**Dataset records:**
----------

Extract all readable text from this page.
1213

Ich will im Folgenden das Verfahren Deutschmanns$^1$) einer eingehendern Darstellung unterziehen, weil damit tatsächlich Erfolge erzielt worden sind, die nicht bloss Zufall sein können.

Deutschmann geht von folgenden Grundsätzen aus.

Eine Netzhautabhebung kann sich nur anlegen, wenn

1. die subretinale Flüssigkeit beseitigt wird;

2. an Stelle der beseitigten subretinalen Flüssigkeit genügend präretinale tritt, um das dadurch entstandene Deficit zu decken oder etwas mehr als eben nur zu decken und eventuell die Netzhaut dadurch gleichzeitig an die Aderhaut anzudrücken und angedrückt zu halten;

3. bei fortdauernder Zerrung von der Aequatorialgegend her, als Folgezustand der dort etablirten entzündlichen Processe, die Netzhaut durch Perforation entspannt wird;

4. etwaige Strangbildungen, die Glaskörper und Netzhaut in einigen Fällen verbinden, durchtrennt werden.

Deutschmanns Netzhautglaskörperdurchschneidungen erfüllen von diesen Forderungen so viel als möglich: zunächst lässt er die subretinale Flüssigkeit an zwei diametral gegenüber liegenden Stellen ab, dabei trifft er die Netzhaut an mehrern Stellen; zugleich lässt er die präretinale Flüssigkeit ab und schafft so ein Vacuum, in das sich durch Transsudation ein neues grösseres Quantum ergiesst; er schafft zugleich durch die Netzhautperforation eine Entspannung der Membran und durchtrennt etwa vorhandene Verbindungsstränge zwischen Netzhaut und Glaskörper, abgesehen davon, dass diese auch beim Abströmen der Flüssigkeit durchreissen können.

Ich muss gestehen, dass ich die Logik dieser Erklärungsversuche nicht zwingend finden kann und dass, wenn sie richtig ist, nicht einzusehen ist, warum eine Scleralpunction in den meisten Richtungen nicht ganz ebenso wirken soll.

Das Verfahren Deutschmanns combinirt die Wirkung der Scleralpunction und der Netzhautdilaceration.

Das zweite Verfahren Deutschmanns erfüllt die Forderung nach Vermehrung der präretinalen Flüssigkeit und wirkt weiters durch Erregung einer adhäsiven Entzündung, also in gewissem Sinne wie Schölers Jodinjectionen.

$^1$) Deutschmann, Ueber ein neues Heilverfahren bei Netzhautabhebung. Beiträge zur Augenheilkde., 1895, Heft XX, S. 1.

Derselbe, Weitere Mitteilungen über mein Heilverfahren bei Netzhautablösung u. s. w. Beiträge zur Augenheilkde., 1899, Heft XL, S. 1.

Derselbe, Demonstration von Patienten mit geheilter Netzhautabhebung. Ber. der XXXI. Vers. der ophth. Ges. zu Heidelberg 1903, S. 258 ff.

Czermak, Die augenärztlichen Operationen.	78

----------

**Problem details:**
Recopy the entries above exactly, with every line included.

**Exercise result:**
Extract all readable text from this page.
1213

Ich will im Folgenden das Verfahren Deutschmanns$^1$) einer eingehendern Darstellung unterziehen, weil damit tatsächlich Erfolge erzielt worden sind, die nicht bloss Zufall sein können.

Deutschmann geht von folgenden Grundsätzen aus.

Eine Netzhautabhebung kann sich nur anlegen, wenn

1. die subretinale Flüssigkeit beseitigt wird;

2. an Stelle der beseitigten subretinalen Flüssigkeit genügend präretinale tritt, um das dadurch entstandene Deficit zu decken oder etwas mehr als eben nur zu decken und eventuell die Netzhaut dadurch gleichzeitig an die Aderhaut anzudrücken und angedrückt zu halten;

3. bei fortdauernder Zerrung von der Aequatorialgegend her, als Folgezustand der dort etablirten entzündlichen Processe, die Netzhaut durch Perforation entspannt wird;

4. etwaige Strangbildungen, die Glaskörper und Netzhaut in einigen Fällen verbinden, durchtrennt werden.

Deutschmanns Netzhautglaskörperdurchschneidungen erfüllen von diesen Forderungen so viel als möglich: zunächst lässt er die subretinale Flüssigkeit an zwei diametral gegenüber liegenden Stellen ab, dabei trifft er die Netzhaut an mehrern Stellen; zugleich lässt er die präretinale Flüssigkeit ab und schafft so ein Vacuum, in das sich durch Transsudation ein neues grösseres Quantum ergiesst; er schafft zugleich durch die Netzhautperforation eine Entspannung der Membran und durchtrennt etwa vorhandene Verbindungsstränge zwischen Netzhaut und Glaskörper, abgesehen davon, dass diese auch beim Abströmen der Flüssigkeit durchreissen können.

Ich muss gestehen, dass ich die Logik dieser Erklärungsversuche nicht zwingend finden kann und dass, wenn sie richtig ist, nicht einzusehen ist, warum eine Scleralpunction in den meisten Richtungen nicht ganz ebenso wirken soll.

Das Verfahren Deutschmanns combinirt die Wirkung der Scleralpunction und der Netzhautdilaceration.

Das zweite Verfahren Deutschmanns erfüllt die Forderung nach Vermehrung der präretinalen Flüssigkeit und wirkt weiters durch Erregung einer adhäsiven Entzündung, also in gewissem Sinne wie Schölers Jodinjectionen.

$^1$) Deutschmann, Ueber ein neues Heilverfahren bei Netzhautabhebung. Beiträge zur Augenheilkde., 1895, Heft XX, S. 1.

Derselbe, Weitere Mitteilungen über mein Heilverfahren bei Netzhautablösung u. s. w. Beiträge zur Augenheilkde., 1899, Heft XL, S. 1.

Derselbe, Demonstration von Patienten mit geheilter Netzhautabhebung. Ber. der XXXI. Vers. der ophth. Ges. zu Heidelberg 1903, S. 258 ff.

Czermak, Die augenärztlichen Operationen.	78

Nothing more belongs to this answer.